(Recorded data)
·····

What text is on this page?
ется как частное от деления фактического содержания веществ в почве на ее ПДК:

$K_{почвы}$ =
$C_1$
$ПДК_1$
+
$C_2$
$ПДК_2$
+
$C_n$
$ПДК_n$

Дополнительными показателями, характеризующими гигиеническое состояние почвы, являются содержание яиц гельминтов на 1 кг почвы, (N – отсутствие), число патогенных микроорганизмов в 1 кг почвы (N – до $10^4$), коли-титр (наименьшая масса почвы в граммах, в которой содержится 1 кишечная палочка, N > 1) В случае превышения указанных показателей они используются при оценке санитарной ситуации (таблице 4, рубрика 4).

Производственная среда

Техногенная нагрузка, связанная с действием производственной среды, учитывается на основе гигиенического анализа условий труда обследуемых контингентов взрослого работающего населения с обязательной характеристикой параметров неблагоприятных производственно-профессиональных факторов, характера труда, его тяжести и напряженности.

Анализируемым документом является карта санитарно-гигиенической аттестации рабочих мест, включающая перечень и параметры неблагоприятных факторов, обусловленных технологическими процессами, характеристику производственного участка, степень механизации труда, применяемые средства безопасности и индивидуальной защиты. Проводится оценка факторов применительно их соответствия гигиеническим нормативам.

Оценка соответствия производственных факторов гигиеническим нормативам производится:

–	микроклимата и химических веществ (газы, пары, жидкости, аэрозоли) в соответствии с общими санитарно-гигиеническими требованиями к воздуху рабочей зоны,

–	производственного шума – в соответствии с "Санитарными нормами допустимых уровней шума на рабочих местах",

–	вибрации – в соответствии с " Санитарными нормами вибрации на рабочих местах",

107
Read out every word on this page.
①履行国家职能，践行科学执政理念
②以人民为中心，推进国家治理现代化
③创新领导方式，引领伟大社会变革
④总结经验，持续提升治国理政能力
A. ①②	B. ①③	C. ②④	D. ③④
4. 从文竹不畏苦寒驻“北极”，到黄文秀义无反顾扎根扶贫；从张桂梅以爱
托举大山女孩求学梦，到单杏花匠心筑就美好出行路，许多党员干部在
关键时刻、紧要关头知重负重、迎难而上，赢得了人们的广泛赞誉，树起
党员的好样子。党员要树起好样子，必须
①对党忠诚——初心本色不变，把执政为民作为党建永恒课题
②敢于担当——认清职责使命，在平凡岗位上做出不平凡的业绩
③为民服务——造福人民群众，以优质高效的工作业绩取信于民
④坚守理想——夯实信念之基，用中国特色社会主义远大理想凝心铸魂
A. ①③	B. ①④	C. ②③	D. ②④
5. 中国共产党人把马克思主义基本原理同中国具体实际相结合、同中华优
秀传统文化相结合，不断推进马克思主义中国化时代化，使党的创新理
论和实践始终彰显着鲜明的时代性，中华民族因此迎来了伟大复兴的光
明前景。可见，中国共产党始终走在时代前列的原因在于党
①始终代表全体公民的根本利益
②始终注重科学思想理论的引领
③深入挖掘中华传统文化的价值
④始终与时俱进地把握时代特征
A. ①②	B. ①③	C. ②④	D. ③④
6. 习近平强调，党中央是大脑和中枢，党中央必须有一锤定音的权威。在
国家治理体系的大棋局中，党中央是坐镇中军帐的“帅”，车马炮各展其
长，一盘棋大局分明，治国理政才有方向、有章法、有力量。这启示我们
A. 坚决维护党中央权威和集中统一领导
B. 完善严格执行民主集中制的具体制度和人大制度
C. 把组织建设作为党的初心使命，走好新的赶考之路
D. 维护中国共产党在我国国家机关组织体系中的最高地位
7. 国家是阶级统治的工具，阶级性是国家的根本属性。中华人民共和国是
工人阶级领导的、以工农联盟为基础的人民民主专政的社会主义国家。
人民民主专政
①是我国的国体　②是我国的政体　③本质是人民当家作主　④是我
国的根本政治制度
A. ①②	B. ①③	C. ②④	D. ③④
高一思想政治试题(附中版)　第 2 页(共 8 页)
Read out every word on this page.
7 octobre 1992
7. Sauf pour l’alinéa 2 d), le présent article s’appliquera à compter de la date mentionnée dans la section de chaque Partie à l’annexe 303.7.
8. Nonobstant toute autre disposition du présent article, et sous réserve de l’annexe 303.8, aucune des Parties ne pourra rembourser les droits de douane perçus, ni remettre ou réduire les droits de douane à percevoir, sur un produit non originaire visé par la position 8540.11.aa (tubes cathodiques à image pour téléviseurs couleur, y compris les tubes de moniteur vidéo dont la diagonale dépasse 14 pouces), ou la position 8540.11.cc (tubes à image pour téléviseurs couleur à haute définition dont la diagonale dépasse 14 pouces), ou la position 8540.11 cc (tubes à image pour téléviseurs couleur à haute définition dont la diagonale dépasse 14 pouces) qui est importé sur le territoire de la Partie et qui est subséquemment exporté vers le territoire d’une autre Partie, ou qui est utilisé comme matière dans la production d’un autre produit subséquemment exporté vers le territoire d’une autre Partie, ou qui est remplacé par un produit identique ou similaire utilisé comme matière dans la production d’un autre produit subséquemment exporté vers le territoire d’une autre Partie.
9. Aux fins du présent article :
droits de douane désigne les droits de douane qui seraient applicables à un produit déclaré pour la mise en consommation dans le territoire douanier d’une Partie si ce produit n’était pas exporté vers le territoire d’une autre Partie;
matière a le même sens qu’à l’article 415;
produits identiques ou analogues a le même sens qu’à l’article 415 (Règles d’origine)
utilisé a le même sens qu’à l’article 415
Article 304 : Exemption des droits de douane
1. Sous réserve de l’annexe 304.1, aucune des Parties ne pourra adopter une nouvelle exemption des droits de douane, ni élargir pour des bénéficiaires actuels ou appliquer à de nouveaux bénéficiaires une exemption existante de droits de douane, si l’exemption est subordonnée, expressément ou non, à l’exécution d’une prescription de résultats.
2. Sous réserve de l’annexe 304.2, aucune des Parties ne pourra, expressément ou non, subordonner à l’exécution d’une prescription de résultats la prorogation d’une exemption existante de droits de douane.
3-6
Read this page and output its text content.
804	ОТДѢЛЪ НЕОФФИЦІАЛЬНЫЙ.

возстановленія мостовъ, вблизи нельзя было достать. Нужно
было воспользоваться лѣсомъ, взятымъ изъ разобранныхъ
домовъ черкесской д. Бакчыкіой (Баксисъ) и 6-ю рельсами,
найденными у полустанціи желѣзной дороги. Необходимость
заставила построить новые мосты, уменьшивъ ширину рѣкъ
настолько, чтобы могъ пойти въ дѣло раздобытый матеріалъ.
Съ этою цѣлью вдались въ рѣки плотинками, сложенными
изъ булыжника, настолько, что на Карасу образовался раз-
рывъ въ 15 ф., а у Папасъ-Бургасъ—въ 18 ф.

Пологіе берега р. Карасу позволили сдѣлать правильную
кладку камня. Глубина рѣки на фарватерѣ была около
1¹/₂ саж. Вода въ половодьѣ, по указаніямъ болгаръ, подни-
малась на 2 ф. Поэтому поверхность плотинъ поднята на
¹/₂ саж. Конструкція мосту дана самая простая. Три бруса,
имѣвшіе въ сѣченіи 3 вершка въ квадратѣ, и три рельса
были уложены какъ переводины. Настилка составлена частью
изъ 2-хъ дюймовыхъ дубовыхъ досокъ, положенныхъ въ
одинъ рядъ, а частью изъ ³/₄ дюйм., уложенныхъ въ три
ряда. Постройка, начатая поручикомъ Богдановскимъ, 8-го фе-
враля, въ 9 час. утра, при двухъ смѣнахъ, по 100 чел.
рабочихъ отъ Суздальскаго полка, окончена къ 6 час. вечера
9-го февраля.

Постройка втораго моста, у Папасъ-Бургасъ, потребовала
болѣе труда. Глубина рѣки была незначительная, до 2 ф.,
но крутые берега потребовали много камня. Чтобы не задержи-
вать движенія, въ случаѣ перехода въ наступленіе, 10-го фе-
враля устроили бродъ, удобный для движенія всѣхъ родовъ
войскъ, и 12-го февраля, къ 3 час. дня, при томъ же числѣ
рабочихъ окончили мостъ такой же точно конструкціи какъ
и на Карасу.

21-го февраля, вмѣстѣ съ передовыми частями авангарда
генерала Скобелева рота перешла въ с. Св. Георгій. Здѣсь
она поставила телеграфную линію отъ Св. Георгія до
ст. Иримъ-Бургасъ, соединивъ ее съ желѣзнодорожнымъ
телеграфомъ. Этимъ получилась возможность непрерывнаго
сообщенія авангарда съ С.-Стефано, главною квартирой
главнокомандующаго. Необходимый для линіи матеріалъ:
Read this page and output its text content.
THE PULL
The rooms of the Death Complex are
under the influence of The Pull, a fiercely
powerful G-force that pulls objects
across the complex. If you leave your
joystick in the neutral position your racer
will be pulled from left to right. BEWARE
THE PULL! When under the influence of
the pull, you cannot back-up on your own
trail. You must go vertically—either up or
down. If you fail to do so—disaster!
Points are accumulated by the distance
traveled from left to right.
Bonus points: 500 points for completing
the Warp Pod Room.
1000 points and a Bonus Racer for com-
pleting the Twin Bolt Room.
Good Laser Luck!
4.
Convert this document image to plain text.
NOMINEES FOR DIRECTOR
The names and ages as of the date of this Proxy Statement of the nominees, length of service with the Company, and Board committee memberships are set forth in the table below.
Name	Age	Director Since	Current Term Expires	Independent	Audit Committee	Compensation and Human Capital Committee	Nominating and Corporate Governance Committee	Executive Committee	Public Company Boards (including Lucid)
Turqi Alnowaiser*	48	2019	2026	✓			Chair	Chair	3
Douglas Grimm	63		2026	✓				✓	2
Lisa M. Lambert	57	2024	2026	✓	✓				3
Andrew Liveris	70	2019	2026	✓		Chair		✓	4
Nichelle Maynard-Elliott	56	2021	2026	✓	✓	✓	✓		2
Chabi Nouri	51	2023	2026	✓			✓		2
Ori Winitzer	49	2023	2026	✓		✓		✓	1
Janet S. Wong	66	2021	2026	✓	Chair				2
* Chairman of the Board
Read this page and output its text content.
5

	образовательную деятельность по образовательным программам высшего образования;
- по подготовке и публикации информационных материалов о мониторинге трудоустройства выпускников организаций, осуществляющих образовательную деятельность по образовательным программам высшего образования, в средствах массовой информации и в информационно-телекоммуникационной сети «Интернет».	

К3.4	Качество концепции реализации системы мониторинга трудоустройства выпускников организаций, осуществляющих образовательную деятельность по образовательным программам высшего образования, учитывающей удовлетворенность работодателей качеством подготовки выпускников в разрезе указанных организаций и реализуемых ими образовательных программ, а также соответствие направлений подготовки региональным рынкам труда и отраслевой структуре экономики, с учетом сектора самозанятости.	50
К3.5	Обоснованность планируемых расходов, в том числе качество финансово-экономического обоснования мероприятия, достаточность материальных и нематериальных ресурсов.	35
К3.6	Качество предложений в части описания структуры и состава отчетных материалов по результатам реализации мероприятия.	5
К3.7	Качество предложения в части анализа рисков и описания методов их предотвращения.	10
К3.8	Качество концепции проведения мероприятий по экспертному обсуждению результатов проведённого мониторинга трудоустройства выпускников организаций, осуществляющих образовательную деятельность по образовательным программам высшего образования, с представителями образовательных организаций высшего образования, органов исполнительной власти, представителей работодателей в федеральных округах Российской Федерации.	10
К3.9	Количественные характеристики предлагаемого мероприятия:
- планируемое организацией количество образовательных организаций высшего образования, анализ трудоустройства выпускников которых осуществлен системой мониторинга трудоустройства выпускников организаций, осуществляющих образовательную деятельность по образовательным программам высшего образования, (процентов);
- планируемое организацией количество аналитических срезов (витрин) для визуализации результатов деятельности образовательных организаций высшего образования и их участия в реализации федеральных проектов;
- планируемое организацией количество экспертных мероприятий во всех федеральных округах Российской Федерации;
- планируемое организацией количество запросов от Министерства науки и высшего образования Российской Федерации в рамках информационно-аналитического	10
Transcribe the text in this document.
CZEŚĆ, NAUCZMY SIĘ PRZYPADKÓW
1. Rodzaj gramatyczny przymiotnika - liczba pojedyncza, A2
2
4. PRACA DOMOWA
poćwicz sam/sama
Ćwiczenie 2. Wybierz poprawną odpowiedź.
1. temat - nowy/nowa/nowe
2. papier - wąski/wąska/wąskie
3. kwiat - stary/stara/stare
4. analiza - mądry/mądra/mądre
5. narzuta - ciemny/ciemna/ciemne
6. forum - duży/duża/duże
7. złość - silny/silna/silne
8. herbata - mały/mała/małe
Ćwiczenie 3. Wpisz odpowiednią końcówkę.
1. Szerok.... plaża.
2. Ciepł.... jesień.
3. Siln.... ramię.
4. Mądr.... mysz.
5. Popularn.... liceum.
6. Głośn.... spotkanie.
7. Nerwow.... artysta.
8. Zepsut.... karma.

·····

Exercise objective:
Give the number of lines in the entries that hold the word "частью", and nothing else.

Answer for the task:
2